● **Written instruction**
Provide only the number of lines in the records below that include "text".

● **Records to process**
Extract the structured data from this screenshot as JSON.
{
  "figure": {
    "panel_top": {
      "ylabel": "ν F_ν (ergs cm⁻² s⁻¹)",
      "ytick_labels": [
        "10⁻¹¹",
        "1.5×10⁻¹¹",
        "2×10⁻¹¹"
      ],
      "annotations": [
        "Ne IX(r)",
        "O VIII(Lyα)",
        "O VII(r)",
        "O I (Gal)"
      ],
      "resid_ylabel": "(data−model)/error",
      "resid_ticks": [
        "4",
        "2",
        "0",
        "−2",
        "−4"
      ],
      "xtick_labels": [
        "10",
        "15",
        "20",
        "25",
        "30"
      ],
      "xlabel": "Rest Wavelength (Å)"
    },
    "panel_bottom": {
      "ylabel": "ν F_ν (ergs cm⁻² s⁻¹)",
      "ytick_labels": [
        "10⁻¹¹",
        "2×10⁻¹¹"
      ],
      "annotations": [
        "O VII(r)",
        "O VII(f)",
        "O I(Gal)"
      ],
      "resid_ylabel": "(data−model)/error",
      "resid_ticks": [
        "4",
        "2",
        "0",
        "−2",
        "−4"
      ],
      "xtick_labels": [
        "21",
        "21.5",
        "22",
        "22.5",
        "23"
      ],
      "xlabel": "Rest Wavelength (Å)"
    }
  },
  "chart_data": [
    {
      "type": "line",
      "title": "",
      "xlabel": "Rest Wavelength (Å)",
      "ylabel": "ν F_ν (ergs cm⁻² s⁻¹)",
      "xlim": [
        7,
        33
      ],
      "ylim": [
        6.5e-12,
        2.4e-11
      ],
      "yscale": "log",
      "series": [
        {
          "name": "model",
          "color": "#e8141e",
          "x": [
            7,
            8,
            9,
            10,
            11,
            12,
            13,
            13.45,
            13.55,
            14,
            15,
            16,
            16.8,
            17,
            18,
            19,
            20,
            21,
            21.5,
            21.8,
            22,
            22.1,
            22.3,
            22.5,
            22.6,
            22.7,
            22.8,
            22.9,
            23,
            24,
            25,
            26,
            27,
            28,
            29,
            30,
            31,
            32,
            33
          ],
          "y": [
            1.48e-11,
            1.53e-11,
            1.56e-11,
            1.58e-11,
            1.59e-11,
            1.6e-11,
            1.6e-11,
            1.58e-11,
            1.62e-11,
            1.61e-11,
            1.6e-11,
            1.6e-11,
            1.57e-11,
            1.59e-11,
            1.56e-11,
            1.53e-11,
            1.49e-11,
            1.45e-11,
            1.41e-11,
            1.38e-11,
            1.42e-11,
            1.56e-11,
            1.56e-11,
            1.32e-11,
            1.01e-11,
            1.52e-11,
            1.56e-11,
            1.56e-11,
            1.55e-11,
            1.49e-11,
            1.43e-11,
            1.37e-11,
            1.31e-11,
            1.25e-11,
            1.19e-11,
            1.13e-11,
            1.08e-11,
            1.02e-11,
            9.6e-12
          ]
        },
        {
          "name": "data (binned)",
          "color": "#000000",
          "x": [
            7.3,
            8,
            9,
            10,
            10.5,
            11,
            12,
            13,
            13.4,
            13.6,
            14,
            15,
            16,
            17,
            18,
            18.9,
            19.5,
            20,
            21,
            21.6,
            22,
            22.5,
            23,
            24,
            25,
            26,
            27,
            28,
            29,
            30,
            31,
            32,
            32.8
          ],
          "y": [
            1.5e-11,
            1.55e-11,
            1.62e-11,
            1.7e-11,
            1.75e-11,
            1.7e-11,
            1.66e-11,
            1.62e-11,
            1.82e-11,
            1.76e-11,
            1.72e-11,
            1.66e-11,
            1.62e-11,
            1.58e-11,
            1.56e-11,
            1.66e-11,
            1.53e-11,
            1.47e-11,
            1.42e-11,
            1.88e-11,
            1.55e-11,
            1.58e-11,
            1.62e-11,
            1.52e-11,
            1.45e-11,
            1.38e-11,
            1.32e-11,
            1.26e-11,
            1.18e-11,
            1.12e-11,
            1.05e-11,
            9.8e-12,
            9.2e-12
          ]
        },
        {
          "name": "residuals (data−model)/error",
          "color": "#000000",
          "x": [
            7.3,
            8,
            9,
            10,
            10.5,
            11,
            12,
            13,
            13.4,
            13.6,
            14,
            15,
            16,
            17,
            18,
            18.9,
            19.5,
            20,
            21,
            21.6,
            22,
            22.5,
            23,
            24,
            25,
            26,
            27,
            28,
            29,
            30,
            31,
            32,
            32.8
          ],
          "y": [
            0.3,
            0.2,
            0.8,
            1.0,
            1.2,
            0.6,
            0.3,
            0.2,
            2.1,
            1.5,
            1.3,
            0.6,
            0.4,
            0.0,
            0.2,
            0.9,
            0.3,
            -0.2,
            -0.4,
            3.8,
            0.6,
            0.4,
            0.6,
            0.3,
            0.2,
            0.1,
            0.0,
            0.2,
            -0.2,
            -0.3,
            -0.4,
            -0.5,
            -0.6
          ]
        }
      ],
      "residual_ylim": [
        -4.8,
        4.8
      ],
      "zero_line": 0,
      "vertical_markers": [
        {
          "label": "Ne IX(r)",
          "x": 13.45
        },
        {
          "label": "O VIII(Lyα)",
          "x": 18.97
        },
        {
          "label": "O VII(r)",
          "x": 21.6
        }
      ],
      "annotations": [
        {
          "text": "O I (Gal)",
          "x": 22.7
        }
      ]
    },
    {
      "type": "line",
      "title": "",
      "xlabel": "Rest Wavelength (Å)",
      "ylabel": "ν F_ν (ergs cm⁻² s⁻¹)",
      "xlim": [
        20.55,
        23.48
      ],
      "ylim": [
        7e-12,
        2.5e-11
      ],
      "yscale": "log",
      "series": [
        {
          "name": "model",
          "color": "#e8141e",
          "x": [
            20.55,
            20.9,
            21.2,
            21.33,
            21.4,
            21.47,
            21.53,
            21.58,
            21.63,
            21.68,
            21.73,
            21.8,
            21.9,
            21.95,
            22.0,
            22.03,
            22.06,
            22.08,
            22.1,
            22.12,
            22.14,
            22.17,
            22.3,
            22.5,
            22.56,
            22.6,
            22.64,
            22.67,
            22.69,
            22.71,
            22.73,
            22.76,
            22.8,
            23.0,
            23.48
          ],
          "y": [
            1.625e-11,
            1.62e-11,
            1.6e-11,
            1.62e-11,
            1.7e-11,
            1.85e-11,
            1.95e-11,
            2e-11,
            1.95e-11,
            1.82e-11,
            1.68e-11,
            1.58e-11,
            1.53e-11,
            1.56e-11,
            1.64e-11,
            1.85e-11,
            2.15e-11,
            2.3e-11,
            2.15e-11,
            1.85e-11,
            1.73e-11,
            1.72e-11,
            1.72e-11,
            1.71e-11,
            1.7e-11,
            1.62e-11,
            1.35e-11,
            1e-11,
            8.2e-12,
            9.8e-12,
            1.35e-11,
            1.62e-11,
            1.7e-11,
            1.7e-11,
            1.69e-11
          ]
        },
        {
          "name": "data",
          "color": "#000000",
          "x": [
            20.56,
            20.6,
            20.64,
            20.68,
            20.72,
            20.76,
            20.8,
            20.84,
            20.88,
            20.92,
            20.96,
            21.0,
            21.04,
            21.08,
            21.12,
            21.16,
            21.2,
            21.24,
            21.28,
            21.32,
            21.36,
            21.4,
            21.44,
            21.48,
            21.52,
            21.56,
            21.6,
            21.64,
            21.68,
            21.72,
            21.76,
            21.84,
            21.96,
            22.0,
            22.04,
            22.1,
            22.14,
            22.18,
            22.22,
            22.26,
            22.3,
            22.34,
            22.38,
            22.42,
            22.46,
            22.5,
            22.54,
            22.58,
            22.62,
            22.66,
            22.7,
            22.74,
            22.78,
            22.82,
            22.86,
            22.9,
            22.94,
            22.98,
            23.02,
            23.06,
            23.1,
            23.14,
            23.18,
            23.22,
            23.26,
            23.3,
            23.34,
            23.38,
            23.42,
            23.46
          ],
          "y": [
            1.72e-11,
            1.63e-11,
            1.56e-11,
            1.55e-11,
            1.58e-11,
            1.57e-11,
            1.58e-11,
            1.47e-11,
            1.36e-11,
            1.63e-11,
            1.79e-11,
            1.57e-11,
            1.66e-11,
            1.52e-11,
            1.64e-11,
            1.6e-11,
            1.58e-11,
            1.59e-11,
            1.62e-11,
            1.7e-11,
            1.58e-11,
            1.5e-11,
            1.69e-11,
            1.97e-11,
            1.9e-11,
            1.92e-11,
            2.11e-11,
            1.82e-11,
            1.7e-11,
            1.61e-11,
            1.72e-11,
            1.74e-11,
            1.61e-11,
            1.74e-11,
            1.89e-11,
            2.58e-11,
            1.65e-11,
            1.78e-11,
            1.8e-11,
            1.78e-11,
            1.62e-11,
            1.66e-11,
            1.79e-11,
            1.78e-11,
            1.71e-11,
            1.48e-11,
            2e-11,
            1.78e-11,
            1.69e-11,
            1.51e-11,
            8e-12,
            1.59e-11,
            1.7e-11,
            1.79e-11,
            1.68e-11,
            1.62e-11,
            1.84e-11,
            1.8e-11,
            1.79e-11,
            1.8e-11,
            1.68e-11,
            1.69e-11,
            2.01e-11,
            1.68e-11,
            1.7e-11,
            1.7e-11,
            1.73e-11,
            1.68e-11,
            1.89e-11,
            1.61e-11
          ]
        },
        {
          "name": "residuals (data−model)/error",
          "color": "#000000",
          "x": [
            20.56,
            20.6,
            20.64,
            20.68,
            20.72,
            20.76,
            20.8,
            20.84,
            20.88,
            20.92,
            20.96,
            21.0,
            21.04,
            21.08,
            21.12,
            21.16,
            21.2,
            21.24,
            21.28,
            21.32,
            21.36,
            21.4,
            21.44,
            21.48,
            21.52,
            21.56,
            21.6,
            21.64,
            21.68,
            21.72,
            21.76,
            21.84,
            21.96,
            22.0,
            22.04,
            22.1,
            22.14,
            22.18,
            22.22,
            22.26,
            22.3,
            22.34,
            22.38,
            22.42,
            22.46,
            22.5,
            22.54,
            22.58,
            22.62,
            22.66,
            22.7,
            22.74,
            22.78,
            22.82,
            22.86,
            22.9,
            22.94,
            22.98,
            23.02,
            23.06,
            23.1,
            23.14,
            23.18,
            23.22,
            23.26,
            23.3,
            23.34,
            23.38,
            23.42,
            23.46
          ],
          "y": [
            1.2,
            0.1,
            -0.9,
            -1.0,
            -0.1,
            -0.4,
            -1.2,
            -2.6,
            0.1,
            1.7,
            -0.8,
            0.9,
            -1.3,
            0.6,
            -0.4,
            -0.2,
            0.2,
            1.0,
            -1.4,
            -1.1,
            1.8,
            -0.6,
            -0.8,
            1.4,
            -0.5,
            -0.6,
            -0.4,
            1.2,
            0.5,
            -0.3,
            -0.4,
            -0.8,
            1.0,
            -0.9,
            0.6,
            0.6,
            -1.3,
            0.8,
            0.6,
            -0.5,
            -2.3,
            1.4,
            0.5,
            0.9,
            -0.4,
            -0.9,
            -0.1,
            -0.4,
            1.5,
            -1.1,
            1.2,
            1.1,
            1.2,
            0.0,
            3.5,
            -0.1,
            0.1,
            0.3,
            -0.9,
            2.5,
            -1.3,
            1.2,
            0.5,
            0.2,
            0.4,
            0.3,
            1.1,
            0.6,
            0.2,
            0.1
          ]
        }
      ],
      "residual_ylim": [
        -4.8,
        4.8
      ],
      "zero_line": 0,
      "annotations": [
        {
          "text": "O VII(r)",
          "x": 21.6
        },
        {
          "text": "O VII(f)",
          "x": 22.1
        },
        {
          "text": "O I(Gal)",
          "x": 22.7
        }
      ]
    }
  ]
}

● **Result of this exercise**
4